TASK BRIEF | Identify each line below containing the string "really" and copy it.

RECORDS FOR PROCESSING |
==============================
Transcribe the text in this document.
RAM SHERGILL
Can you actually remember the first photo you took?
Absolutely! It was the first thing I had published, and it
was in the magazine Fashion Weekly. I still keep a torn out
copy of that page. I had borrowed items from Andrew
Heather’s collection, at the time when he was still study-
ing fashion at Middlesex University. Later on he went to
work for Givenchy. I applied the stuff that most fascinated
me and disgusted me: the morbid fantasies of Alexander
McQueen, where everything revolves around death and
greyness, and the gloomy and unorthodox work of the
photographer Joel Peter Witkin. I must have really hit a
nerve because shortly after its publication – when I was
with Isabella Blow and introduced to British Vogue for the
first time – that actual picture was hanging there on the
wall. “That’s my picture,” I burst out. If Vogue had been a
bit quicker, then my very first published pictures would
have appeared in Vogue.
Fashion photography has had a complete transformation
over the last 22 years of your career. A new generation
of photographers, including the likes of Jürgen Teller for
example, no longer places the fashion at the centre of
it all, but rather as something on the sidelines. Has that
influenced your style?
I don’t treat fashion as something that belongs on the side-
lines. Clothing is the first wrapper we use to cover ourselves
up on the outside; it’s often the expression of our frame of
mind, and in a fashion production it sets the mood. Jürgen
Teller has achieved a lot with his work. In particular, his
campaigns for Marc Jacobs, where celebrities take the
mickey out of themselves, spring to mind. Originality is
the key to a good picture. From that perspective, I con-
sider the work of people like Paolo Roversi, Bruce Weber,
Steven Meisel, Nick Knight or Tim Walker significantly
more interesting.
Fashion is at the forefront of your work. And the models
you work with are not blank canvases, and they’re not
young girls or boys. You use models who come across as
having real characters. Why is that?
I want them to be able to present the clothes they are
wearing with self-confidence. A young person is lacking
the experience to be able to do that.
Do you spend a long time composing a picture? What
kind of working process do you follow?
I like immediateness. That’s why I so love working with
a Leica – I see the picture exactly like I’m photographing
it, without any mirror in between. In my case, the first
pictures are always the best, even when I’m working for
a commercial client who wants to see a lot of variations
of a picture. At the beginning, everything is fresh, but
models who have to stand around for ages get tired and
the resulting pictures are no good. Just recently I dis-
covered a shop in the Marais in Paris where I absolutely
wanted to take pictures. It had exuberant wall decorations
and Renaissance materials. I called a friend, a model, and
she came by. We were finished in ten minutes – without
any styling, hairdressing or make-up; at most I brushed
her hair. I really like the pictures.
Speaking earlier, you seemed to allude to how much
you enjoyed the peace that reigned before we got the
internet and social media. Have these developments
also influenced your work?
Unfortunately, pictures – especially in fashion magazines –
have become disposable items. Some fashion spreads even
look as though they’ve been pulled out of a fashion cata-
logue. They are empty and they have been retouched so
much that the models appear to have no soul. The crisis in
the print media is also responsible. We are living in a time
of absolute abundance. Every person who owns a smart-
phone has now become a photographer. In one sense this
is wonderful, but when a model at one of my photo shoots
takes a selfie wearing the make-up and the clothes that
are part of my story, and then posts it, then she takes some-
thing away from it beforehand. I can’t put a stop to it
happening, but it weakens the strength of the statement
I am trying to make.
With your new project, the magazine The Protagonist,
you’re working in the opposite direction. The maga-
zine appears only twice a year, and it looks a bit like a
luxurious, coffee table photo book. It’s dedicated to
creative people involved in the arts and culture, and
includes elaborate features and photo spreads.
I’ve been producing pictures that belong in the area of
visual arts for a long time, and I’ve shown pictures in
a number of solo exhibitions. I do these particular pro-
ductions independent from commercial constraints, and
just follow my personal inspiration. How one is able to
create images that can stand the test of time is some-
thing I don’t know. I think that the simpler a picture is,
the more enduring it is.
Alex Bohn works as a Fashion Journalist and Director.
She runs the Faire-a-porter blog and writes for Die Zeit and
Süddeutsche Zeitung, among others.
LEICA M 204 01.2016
==============================
RESULT OF THIS TASK |
photographer Joel Peter Witkin. I must have really hit a
her hair. I really like the pictures.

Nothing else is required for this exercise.